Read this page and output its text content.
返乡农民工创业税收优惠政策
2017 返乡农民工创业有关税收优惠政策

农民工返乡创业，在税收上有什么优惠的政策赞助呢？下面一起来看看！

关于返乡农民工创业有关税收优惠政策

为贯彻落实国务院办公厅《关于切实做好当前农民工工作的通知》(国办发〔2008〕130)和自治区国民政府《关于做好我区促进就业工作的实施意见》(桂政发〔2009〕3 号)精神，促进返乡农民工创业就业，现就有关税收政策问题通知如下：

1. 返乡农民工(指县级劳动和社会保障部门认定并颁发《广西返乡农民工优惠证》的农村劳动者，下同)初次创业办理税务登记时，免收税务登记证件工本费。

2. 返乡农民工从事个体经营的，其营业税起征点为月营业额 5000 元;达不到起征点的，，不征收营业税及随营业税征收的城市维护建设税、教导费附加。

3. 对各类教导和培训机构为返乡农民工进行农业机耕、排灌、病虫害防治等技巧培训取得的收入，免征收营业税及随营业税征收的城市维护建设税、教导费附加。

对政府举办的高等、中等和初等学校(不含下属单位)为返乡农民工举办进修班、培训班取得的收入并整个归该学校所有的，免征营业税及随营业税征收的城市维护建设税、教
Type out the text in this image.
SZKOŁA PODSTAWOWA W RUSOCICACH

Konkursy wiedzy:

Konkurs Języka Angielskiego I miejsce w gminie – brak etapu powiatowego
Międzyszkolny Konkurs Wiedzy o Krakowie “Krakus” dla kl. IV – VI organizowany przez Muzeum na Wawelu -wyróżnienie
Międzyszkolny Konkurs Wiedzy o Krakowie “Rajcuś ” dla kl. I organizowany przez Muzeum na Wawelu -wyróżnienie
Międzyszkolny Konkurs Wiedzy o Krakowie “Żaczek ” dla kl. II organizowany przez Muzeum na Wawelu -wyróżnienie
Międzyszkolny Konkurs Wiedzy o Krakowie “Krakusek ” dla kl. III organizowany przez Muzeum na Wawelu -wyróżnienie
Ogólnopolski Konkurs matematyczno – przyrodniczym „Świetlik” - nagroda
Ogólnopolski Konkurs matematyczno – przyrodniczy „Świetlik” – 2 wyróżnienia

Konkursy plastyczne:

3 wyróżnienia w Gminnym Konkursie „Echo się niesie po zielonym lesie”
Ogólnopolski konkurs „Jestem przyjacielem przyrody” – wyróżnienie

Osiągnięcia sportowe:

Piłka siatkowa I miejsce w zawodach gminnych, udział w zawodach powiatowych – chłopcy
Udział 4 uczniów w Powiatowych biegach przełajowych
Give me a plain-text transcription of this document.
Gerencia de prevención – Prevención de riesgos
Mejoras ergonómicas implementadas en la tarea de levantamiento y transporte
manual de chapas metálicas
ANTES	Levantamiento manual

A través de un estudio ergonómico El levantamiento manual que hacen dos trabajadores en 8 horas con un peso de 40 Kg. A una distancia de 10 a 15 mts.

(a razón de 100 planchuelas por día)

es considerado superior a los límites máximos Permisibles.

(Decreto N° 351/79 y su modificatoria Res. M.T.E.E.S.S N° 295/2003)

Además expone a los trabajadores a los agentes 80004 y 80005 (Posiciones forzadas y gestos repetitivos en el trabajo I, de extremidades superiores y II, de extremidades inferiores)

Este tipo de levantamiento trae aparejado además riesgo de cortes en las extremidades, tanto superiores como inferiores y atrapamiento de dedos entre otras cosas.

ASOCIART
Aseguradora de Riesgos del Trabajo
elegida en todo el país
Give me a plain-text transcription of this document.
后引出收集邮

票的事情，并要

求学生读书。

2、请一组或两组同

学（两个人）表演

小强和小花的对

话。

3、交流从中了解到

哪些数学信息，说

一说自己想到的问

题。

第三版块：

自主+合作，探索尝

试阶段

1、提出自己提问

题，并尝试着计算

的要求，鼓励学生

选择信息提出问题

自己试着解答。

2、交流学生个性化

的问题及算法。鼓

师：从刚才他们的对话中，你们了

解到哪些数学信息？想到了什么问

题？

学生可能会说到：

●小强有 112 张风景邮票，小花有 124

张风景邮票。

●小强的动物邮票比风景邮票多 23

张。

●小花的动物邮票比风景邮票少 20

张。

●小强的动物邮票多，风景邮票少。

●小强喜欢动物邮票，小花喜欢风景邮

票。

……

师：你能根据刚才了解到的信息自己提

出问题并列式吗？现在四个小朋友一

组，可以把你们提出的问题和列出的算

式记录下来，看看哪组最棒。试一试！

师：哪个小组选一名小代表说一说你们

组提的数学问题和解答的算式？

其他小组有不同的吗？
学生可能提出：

**STATED TASK:** Looking at the material above, count the lines containing the string "trabajadores" and reply with the count alone.

**TASK RESPONSE:** 2